-- START DATA SHOWN --

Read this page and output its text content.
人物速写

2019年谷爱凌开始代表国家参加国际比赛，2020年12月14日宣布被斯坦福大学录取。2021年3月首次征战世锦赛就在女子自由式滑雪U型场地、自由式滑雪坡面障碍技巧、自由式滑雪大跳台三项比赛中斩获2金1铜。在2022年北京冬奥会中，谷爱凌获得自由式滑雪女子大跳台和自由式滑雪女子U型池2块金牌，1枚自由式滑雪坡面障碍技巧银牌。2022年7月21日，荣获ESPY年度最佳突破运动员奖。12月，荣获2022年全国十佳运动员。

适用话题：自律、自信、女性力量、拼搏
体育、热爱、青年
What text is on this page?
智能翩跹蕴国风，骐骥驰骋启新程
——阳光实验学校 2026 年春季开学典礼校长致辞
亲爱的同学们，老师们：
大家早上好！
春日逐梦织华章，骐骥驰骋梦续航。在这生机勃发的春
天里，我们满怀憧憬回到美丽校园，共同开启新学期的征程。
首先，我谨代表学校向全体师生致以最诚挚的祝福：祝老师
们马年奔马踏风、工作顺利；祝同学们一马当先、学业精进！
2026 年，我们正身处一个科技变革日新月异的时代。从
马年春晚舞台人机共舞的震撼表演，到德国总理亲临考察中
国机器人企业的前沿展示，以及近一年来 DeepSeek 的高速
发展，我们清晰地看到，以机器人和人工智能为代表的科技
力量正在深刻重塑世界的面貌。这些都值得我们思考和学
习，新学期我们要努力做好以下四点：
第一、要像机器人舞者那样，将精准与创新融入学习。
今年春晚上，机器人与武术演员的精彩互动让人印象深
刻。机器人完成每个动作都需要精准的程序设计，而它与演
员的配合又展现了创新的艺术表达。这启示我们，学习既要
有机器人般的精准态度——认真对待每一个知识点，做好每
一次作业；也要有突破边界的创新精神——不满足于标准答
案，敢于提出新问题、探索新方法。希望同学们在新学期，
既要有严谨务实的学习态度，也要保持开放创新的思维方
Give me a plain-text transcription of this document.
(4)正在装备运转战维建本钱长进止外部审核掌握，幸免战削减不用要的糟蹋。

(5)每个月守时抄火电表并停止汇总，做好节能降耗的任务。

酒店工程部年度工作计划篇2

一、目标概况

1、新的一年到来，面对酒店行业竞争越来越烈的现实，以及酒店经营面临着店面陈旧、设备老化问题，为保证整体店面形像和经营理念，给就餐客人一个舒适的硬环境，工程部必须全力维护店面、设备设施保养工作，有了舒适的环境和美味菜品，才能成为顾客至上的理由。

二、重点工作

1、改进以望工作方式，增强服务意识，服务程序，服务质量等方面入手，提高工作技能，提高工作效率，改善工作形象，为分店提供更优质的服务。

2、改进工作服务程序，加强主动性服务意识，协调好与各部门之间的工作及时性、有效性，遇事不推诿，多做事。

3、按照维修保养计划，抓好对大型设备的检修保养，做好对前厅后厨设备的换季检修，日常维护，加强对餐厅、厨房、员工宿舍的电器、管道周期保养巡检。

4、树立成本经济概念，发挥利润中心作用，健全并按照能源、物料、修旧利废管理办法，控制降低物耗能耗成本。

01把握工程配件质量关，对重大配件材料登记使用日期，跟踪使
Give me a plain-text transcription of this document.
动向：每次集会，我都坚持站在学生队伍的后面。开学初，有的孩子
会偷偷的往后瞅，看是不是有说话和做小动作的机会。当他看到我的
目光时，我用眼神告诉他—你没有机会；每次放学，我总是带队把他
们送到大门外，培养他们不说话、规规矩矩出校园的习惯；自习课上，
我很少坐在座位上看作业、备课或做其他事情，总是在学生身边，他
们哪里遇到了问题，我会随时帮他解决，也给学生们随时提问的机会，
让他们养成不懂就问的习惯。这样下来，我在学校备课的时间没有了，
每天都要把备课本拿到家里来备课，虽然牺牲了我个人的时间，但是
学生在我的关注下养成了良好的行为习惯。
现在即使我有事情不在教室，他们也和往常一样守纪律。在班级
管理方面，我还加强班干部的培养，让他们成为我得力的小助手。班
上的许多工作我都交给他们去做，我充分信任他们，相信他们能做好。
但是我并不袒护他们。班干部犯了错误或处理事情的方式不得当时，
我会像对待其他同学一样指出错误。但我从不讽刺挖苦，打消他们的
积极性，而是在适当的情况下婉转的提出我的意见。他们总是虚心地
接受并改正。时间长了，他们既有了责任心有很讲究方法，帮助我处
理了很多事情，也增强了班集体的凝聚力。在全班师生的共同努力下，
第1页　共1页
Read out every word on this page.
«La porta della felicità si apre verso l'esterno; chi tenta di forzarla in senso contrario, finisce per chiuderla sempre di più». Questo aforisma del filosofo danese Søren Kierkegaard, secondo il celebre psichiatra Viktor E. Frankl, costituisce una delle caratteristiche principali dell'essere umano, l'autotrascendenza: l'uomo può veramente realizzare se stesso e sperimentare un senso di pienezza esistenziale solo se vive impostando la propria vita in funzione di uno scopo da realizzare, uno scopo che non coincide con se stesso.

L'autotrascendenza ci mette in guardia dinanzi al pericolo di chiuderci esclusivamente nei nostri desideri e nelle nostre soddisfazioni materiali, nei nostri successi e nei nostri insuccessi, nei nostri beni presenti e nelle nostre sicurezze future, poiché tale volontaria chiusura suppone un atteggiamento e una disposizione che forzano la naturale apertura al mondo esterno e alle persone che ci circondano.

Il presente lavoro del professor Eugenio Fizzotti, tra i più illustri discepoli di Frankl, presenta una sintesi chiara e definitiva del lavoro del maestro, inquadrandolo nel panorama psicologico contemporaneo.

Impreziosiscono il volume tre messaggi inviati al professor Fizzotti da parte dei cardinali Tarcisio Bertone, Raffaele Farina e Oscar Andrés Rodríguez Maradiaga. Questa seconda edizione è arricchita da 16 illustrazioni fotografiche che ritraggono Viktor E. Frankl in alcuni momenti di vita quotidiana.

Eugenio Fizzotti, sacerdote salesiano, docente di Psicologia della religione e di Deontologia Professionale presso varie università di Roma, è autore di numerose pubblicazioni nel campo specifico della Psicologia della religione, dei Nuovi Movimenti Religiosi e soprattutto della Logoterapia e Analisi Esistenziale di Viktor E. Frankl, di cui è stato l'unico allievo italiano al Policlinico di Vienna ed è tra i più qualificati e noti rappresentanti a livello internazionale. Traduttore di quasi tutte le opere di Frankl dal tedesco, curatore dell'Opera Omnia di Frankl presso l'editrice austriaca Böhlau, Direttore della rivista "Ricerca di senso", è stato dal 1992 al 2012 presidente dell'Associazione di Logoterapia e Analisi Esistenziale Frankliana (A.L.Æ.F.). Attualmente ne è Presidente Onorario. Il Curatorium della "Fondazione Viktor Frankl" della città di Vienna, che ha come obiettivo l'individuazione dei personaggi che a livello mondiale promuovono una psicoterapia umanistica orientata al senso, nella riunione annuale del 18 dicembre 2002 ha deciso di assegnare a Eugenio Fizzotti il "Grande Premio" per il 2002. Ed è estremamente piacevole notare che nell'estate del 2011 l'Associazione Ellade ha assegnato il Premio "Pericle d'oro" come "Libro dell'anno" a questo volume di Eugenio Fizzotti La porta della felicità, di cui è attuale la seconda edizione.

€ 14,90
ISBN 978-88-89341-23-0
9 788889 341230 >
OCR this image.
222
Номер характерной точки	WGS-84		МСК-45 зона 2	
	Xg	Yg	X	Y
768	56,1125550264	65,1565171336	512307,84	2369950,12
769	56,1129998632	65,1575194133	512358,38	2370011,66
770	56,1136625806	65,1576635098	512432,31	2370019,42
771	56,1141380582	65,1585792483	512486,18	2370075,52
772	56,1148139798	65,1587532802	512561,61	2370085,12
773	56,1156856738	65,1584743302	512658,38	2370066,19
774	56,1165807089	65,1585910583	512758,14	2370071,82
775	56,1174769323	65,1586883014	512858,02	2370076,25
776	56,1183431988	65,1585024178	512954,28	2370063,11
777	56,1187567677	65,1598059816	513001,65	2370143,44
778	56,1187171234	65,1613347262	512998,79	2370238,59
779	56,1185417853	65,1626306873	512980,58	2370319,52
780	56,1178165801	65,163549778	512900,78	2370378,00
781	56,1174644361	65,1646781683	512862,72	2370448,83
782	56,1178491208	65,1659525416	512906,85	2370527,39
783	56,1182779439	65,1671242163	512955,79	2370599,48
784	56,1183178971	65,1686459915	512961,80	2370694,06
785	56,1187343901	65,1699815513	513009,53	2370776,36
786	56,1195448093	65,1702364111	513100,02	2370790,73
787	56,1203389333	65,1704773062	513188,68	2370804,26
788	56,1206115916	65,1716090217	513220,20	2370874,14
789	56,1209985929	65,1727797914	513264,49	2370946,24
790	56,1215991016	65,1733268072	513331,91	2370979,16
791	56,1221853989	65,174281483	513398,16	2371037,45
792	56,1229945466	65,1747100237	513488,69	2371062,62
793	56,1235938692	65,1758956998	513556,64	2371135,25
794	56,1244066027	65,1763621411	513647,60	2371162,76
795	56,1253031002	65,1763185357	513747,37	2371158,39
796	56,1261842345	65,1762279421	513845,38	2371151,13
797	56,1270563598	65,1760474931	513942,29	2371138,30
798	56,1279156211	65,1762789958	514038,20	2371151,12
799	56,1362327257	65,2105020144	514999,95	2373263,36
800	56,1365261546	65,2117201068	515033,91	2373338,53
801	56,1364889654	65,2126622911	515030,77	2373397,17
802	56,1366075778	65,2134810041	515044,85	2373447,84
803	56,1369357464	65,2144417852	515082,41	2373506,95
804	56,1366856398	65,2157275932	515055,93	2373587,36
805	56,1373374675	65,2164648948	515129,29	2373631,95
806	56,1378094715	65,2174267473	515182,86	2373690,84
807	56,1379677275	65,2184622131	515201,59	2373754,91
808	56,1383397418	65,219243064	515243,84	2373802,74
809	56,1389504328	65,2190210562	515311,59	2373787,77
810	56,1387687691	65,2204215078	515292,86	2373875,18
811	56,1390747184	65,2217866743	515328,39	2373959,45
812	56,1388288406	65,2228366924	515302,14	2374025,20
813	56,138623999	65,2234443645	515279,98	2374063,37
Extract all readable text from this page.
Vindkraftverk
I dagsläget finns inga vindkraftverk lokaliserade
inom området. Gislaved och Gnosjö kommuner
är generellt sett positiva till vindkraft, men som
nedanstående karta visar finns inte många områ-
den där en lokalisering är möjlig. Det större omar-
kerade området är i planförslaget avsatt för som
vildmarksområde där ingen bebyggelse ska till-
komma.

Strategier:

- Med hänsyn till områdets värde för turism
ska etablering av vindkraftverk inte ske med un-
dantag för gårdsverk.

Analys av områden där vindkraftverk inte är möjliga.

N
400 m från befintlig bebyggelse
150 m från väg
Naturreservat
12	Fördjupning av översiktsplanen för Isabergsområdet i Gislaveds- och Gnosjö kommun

-- END DATA SHOWN --

## OBJECTIVE
From the entries above, copy every line that holds the word "till".

## PROBLEM SOLUTION
är generellt sett positiva till vindkraft, men som
vildmarksområde där ingen bebyggelse ska till-
- Med hänsyn till områdets värde för turism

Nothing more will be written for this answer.